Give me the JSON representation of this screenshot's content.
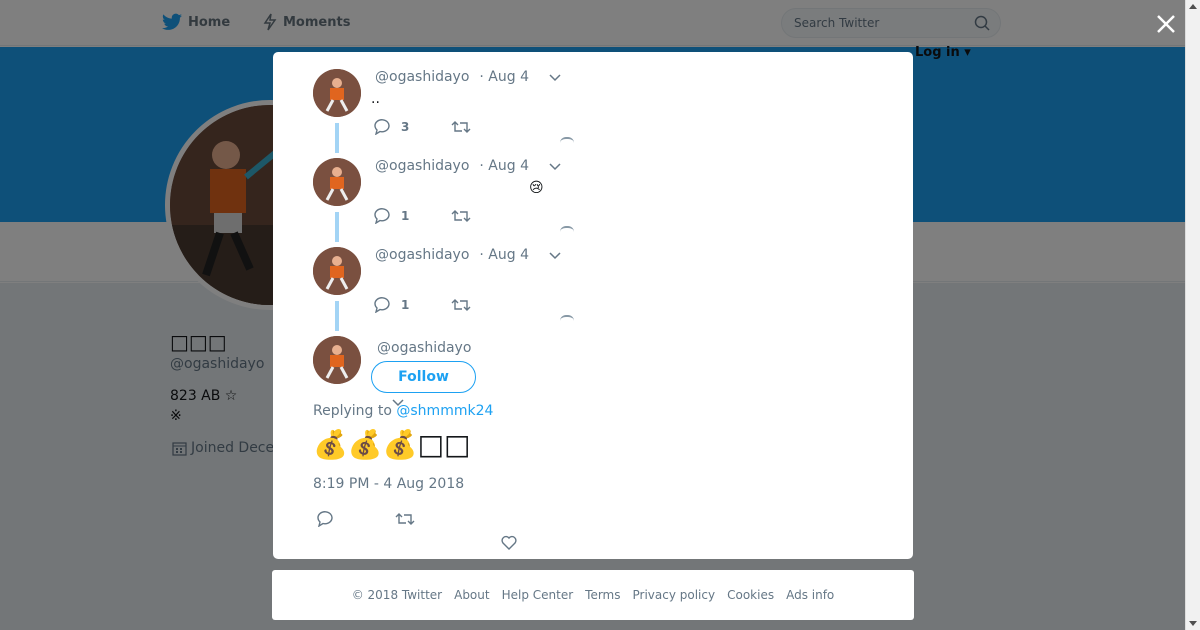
{
  "nav": {
    "home_label": "Home",
    "moments_label": "Moments",
    "search_placeholder": "Search Twitter",
    "login_label": "Log in ▾"
  },
  "profile": {
    "name": "□□□",
    "handle": "@ogashidayo",
    "bio_line1": "823 AB ☆",
    "bio_line2": "※",
    "joined": "Joined Dece"
  },
  "thread": [
    {
      "handle": "@ogashidayo",
      "date": "· Aug 4",
      "text": "..",
      "reply_count": "3"
    },
    {
      "handle": "@ogashidayo",
      "date": "· Aug 4",
      "text": "😢",
      "reply_count": "1"
    },
    {
      "handle": "@ogashidayo",
      "date": "· Aug 4",
      "text": "",
      "reply_count": "1"
    }
  ],
  "main_tweet": {
    "handle": "@ogashidayo",
    "follow_label": "Follow",
    "replying_prefix": "Replying to ",
    "replying_to": "@shmmmk24",
    "text": "💰💰💰□□",
    "timestamp": "8:19 PM - 4 Aug 2018"
  },
  "footer": {
    "copyright": "© 2018 Twitter",
    "about": "About",
    "help": "Help Center",
    "terms": "Terms",
    "privacy": "Privacy policy",
    "cookies": "Cookies",
    "ads": "Ads info"
  },
  "colors": {
    "brand": "#1da1f2",
    "thread_line": "#a3d4f5",
    "muted": "#657786"
  },
  "icons": [
    "twitter-bird-icon",
    "lightning-icon",
    "search-icon",
    "close-icon",
    "chevron-down-icon",
    "reply-icon",
    "retweet-icon",
    "like-icon",
    "calendar-icon"
  ]
}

-- -- --

## WHAT TO WORK ON
Output the records above exactly; leave out the pictures.

## COMPLETE OUTPUT
Give me the JSON representation of this screenshot's content.
{
  "nav": {
    "home_label": "Home",
    "moments_label": "Moments",
    "search_placeholder": "Search Twitter",
    "login_label": "Log in ▾"
  },
  "profile": {
    "name": "□□□",
    "handle": "@ogashidayo",
    "bio_line1": "823 AB ☆",
    "bio_line2": "※",
    "joined": "Joined Dece"
  },
  "thread": [
    {
      "handle": "@ogashidayo",
      "date": "· Aug 4",
      "text": "..",
      "reply_count": "3"
    },
    {
      "handle": "@ogashidayo",
      "date": "· Aug 4",
      "text": "😢",
      "reply_count": "1"
    },
    {
      "handle": "@ogashidayo",
      "date": "· Aug 4",
      "text": "",
      "reply_count": "1"
    }
  ],
  "main_tweet": {
    "handle": "@ogashidayo",
    "follow_label": "Follow",
    "replying_prefix": "Replying to ",
    "replying_to": "@shmmmk24",
    "text": "💰💰💰□□",
    "timestamp": "8:19 PM - 4 Aug 2018"
  },
  "footer": {
    "copyright": "© 2018 Twitter",
    "about": "About",
    "help": "Help Center",
    "terms": "Terms",
    "privacy": "Privacy policy",
    "cookies": "Cookies",
    "ads": "Ads info"
  },
  "colors": {
    "brand": "#1da1f2",
    "thread_line": "#a3d4f5",
    "muted": "#657786"
  },
  "icons": [
    "twitter-bird-icon",
    "lightning-icon",
    "search-icon",
    "close-icon",
    "chevron-down-icon",
    "reply-icon",
    "retweet-icon",
    "like-icon",
    "calendar-icon"
  ]
}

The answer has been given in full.